▼

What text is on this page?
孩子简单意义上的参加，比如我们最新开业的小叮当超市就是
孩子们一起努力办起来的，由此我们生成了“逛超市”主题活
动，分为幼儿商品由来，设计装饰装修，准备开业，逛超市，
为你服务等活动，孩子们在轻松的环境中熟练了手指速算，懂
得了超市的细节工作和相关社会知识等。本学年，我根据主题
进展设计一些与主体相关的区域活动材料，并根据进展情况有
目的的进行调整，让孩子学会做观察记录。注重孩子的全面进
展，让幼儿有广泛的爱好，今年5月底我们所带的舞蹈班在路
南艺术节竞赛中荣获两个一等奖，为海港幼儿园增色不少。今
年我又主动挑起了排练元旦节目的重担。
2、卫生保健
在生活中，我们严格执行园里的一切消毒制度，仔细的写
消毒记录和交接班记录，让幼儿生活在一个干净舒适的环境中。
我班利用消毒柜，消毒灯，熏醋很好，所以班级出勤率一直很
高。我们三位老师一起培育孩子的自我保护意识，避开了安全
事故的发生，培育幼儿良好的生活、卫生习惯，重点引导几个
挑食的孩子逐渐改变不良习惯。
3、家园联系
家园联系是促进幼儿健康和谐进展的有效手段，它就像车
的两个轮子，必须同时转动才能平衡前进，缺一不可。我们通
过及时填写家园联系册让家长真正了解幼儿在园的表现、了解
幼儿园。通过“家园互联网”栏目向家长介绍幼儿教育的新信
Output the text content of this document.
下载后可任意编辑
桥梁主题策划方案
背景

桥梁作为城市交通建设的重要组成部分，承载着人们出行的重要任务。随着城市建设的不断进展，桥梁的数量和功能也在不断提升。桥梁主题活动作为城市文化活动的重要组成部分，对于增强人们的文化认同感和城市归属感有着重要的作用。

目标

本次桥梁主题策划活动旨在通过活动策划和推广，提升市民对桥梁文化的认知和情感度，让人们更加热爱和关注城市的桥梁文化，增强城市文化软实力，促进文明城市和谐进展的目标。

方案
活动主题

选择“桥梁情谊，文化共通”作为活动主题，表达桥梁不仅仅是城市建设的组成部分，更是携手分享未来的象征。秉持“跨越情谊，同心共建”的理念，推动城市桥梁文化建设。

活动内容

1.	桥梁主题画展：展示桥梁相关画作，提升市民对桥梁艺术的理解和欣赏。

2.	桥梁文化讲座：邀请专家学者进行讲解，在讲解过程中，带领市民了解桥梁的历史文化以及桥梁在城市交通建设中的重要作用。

▲

→ PROMPT:
Copy out every line with the word "text".

→ EXERCISE ANSWER:
What text is on this page?
Output the text content of this document.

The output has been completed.